Determine how many lines in these records hold "false". Only the number is wanted.
━━━ Given records
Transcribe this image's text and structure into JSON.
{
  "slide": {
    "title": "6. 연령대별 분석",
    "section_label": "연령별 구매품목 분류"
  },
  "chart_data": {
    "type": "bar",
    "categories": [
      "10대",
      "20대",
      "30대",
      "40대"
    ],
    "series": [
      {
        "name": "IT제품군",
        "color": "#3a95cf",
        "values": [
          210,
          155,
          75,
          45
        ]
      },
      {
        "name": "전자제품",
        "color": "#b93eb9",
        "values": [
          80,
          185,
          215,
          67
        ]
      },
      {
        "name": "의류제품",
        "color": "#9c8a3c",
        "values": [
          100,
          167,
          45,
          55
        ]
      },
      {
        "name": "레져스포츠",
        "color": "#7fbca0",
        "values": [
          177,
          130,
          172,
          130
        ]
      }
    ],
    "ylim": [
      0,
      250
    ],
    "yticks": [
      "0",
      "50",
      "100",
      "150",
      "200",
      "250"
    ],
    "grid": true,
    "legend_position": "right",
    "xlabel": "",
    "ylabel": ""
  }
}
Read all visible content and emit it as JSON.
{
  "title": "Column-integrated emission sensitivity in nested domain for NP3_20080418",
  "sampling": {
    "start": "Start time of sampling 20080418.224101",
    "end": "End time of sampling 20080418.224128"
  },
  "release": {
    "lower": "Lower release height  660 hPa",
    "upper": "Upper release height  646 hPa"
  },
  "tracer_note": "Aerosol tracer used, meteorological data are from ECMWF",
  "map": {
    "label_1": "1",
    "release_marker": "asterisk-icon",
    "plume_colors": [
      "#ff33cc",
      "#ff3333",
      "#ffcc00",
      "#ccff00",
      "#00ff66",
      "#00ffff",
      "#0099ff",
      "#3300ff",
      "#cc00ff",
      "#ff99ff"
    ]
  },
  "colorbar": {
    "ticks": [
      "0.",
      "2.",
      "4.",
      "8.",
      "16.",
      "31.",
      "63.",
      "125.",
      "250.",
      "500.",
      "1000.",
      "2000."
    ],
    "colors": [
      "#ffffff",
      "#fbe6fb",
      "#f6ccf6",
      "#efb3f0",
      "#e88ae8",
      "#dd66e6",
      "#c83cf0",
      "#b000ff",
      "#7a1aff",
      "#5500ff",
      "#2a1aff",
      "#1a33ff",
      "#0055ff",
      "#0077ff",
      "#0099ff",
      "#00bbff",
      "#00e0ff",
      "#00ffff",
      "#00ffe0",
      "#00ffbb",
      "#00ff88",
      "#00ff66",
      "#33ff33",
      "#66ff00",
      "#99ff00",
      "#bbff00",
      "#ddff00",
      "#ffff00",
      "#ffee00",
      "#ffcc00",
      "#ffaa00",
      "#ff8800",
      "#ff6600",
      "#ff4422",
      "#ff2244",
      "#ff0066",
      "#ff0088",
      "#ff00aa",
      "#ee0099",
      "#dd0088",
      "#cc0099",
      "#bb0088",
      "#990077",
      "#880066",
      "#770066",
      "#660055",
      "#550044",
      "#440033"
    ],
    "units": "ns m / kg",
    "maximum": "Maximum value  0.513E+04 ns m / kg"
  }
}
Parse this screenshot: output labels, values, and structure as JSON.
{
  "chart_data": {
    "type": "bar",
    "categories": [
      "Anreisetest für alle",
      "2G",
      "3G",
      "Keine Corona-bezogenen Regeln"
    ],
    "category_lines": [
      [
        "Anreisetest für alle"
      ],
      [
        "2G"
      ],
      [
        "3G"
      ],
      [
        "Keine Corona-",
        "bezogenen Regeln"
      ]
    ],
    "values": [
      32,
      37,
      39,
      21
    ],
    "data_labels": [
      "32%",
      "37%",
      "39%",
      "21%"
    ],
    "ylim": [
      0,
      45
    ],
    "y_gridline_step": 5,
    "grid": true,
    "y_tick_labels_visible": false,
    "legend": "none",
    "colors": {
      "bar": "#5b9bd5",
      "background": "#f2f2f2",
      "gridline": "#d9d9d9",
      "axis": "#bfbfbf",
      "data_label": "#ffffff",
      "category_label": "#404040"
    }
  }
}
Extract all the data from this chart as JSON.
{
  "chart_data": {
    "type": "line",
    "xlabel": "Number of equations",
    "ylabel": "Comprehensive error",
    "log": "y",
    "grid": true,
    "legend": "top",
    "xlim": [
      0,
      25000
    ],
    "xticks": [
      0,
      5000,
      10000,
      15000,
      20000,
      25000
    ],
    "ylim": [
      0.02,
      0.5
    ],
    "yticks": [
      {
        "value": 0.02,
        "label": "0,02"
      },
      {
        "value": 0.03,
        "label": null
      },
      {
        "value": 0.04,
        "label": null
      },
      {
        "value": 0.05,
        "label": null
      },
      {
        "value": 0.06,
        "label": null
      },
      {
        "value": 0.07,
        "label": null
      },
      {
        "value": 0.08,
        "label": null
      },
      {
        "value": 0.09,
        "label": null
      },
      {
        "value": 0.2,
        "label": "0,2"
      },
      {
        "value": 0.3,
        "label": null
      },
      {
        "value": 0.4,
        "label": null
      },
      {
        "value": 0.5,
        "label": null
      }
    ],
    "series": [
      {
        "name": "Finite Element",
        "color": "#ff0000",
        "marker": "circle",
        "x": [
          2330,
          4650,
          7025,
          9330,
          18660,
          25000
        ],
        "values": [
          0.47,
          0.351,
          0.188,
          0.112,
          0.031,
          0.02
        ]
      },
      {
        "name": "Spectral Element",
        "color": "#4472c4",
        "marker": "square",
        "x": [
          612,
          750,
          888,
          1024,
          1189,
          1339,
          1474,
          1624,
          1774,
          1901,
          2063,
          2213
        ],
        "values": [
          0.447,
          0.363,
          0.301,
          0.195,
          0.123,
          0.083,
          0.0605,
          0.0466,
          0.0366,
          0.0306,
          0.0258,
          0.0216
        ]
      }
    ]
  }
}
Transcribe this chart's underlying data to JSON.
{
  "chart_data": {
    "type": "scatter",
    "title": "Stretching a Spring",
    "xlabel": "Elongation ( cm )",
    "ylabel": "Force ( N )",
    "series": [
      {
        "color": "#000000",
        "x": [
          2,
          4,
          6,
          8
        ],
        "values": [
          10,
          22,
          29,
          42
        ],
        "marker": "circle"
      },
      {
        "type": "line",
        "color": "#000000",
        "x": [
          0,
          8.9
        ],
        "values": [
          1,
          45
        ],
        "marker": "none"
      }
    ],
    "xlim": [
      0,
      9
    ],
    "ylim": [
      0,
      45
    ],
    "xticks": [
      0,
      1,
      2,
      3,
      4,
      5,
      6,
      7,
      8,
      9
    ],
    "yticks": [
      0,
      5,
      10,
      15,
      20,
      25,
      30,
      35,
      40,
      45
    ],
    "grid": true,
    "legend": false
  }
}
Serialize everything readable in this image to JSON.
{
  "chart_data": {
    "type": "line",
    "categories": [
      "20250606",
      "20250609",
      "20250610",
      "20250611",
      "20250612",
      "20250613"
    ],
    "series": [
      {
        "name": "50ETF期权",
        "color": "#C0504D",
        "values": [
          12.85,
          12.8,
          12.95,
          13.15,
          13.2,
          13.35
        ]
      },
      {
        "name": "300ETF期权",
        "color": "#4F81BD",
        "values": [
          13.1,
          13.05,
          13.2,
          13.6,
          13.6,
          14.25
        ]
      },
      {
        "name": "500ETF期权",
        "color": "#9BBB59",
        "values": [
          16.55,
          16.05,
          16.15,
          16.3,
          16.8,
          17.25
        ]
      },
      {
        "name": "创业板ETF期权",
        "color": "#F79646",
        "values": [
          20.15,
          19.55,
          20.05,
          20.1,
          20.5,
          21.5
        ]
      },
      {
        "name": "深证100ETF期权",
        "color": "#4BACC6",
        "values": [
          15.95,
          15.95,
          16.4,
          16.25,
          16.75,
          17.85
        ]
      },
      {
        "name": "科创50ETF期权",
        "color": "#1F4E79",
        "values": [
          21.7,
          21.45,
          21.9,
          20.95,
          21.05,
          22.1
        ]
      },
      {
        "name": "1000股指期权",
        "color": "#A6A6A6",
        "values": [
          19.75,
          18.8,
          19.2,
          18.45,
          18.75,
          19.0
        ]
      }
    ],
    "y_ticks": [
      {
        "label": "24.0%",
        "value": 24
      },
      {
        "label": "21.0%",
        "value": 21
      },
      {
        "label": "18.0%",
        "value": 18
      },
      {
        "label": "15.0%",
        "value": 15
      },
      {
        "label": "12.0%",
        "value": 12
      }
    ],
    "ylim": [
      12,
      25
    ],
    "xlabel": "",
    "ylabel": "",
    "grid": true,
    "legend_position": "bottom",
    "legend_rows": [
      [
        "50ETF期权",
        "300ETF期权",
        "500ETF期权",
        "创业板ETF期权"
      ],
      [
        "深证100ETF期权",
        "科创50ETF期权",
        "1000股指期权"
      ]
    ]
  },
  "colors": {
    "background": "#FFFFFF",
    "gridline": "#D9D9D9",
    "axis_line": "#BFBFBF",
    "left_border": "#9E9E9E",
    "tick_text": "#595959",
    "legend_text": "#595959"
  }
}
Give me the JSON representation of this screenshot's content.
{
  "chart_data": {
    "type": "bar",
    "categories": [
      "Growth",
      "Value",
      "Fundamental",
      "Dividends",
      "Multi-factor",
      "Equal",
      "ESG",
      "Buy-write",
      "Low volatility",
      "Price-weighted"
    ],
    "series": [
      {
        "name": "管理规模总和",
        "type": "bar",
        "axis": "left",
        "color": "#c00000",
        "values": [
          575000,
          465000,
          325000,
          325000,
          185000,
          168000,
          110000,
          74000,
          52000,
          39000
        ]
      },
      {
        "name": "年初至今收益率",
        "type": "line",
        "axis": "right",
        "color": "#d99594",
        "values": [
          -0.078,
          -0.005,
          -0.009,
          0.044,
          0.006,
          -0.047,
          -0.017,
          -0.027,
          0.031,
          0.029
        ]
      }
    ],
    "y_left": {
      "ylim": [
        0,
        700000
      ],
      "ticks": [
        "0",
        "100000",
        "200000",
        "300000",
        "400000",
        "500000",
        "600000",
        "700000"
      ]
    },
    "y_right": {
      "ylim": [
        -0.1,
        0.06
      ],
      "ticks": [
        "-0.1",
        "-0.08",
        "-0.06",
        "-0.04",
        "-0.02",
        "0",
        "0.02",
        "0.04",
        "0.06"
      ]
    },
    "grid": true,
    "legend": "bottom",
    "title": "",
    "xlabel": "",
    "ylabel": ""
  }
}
━━━━━━
Correct answer:
2